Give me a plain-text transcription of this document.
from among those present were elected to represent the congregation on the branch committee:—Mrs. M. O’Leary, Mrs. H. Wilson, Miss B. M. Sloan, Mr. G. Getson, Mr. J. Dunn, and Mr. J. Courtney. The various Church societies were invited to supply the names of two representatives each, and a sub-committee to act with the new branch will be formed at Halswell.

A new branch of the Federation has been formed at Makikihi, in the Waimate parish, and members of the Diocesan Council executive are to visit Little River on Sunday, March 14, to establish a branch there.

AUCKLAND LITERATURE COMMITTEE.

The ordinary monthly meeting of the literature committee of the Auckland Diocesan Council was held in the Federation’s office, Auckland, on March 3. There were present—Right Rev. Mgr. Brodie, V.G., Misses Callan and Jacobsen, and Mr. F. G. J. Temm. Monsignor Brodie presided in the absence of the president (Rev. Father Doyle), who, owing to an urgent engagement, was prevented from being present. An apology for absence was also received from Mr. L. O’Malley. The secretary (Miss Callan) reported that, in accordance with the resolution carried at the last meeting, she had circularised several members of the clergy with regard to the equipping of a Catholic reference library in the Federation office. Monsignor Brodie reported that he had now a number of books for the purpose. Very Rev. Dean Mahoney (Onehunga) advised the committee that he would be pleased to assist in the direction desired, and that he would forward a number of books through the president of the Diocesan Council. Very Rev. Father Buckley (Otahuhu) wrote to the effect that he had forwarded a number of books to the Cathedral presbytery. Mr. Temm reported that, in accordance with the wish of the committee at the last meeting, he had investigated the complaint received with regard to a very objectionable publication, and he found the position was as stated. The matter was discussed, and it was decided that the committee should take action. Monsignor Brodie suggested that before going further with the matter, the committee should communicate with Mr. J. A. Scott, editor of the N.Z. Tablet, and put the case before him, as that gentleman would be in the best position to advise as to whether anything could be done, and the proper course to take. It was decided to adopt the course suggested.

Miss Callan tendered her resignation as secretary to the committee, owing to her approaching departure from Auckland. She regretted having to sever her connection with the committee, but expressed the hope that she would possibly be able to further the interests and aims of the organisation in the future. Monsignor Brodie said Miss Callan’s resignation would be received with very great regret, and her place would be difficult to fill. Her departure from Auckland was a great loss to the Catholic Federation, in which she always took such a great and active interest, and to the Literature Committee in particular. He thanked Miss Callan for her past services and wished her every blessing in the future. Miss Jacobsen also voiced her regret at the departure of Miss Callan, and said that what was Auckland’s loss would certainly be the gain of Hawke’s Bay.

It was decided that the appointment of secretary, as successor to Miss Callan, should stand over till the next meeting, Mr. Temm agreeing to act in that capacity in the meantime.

#### Exercise objective
Pull out each line holding the string "formed".

#### Reply
from among those present were elected to represent the congregation on the branch committee:—Mrs. M. O’Leary, Mrs. H. Wilson, Miss B. M. Sloan, Mr. G. Getson, Mr. J. Dunn, and Mr. J. Courtney. The various Church societies were invited to supply the names of two representatives each, and a sub-committee to act with the new branch will be formed at Halswell.
A new branch of the Federation has been formed at Makikihi, in the Waimate parish, and members of the Diocesan Council executive are to visit Little River on Sunday, March 14, to establish a branch there.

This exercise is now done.